━━ Dataset records ━━

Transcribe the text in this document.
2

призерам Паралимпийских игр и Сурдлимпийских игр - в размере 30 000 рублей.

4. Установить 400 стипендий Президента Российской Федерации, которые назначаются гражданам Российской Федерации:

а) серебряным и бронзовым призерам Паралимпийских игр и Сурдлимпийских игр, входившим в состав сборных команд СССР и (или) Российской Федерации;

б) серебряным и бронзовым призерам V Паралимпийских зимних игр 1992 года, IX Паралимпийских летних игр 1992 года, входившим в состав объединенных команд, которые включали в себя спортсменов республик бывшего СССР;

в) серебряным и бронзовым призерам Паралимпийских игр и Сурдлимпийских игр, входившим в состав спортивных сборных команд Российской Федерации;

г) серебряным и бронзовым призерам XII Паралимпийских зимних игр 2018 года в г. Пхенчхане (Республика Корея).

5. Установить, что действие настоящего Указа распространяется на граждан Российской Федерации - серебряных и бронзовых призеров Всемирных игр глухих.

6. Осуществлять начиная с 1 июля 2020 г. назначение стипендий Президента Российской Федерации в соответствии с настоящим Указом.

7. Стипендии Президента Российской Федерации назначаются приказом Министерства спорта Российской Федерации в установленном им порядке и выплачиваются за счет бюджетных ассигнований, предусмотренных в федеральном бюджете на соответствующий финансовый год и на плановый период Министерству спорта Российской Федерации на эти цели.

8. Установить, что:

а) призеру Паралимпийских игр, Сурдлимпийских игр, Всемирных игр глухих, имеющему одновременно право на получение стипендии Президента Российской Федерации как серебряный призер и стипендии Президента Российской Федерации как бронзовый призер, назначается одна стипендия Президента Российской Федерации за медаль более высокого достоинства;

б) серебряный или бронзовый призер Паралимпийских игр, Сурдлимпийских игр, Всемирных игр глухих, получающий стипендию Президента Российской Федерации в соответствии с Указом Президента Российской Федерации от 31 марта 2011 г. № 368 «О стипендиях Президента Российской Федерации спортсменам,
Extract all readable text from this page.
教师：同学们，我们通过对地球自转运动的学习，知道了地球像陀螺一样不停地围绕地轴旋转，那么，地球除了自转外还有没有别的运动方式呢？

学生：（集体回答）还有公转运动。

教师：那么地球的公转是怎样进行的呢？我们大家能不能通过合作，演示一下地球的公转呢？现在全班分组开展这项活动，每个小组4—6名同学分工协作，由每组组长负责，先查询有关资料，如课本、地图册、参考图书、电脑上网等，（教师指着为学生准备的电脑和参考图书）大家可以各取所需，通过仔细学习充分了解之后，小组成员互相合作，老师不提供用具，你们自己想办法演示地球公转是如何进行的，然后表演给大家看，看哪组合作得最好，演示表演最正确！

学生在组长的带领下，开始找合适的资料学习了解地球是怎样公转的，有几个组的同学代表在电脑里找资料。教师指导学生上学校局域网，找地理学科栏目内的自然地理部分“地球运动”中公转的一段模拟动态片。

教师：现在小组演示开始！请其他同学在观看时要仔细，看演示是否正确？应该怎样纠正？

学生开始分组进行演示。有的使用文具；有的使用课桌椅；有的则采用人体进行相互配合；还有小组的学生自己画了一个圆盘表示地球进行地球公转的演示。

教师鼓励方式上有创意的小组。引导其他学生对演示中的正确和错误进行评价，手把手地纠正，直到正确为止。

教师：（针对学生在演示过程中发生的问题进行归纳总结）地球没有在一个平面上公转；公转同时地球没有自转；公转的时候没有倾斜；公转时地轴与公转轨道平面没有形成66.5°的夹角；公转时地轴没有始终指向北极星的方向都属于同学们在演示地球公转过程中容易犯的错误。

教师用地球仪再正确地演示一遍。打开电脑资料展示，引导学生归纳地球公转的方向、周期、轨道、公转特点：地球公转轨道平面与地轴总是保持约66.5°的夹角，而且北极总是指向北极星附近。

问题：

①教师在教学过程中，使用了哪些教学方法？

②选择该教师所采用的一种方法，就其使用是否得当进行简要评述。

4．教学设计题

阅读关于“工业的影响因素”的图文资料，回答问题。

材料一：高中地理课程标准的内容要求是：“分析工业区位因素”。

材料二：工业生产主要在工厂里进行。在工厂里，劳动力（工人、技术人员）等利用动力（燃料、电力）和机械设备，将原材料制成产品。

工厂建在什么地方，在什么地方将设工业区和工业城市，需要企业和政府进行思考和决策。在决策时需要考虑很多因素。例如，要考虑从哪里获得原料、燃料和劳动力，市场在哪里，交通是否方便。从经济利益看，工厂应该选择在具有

━━━

▸ **Short problem**: Write out every record shown above, word for word.

▸ **Completed exercise**:
Transcribe the text in this document.
2

призерам Паралимпийских игр и Сурдлимпийских игр - в размере 30 000 рублей.

4. Установить 400 стипендий Президента Российской Федерации, которые назначаются гражданам Российской Федерации:

а) серебряным и бронзовым призерам Паралимпийских игр и Сурдлимпийских игр, входившим в состав сборных команд СССР и (или) Российской Федерации;

б) серебряным и бронзовым призерам V Паралимпийских зимних игр 1992 года, IX Паралимпийских летних игр 1992 года, входившим в состав объединенных команд, которые включали в себя спортсменов республик бывшего СССР;

в) серебряным и бронзовым призерам Паралимпийских игр и Сурдлимпийских игр, входившим в состав спортивных сборных команд Российской Федерации;

г) серебряным и бронзовым призерам XII Паралимпийских зимних игр 2018 года в г. Пхенчхане (Республика Корея).

5. Установить, что действие настоящего Указа распространяется на граждан Российской Федерации - серебряных и бронзовых призеров Всемирных игр глухих.

6. Осуществлять начиная с 1 июля 2020 г. назначение стипендий Президента Российской Федерации в соответствии с настоящим Указом.

7. Стипендии Президента Российской Федерации назначаются приказом Министерства спорта Российской Федерации в установленном им порядке и выплачиваются за счет бюджетных ассигнований, предусмотренных в федеральном бюджете на соответствующий финансовый год и на плановый период Министерству спорта Российской Федерации на эти цели.

8. Установить, что:

а) призеру Паралимпийских игр, Сурдлимпийских игр, Всемирных игр глухих, имеющему одновременно право на получение стипендии Президента Российской Федерации как серебряный призер и стипендии Президента Российской Федерации как бронзовый призер, назначается одна стипендия Президента Российской Федерации за медаль более высокого достоинства;

б) серебряный или бронзовый призер Паралимпийских игр, Сурдлимпийских игр, Всемирных игр глухих, получающий стипендию Президента Российской Федерации в соответствии с Указом Президента Российской Федерации от 31 марта 2011 г. № 368 «О стипендиях Президента Российской Федерации спортсменам,
Extract all readable text from this page.
教师：同学们，我们通过对地球自转运动的学习，知道了地球像陀螺一样不停地围绕地轴旋转，那么，地球除了自转外还有没有别的运动方式呢？

学生：（集体回答）还有公转运动。

教师：那么地球的公转是怎样进行的呢？我们大家能不能通过合作，演示一下地球的公转呢？现在全班分组开展这项活动，每个小组4—6名同学分工协作，由每组组长负责，先查询有关资料，如课本、地图册、参考图书、电脑上网等，（教师指着为学生准备的电脑和参考图书）大家可以各取所需，通过仔细学习充分了解之后，小组成员互相合作，老师不提供用具，你们自己想办法演示地球公转是如何进行的，然后表演给大家看，看哪组合作得最好，演示表演最正确！

学生在组长的带领下，开始找合适的资料学习了解地球是怎样公转的，有几个组的同学代表在电脑里找资料。教师指导学生上学校局域网，找地理学科栏目内的自然地理部分“地球运动”中公转的一段模拟动态片。

教师：现在小组演示开始！请其他同学在观看时要仔细，看演示是否正确？应该怎样纠正？

学生开始分组进行演示。有的使用文具；有的使用课桌椅；有的则采用人体进行相互配合；还有小组的学生自己画了一个圆盘表示地球进行地球公转的演示。

教师鼓励方式上有创意的小组。引导其他学生对演示中的正确和错误进行评价，手把手地纠正，直到正确为止。

教师：（针对学生在演示过程中发生的问题进行归纳总结）地球没有在一个平面上公转；公转同时地球没有自转；公转的时候没有倾斜；公转时地轴与公转轨道平面没有形成66.5°的夹角；公转时地轴没有始终指向北极星的方向都属于同学们在演示地球公转过程中容易犯的错误。

教师用地球仪再正确地演示一遍。打开电脑资料展示，引导学生归纳地球公转的方向、周期、轨道、公转特点：地球公转轨道平面与地轴总是保持约66.5°的夹角，而且北极总是指向北极星附近。

问题：

①教师在教学过程中，使用了哪些教学方法？

②选择该教师所采用的一种方法，就其使用是否得当进行简要评述。

4．教学设计题

阅读关于“工业的影响因素”的图文资料，回答问题。

材料一：高中地理课程标准的内容要求是：“分析工业区位因素”。

材料二：工业生产主要在工厂里进行。在工厂里，劳动力（工人、技术人员）等利用动力（燃料、电力）和机械设备，将原材料制成产品。

工厂建在什么地方，在什么地方将设工业区和工业城市，需要企业和政府进行思考和决策。在决策时需要考虑很多因素。例如，要考虑从哪里获得原料、燃料和劳动力，市场在哪里，交通是否方便。从经济利益看，工厂应该选择在具有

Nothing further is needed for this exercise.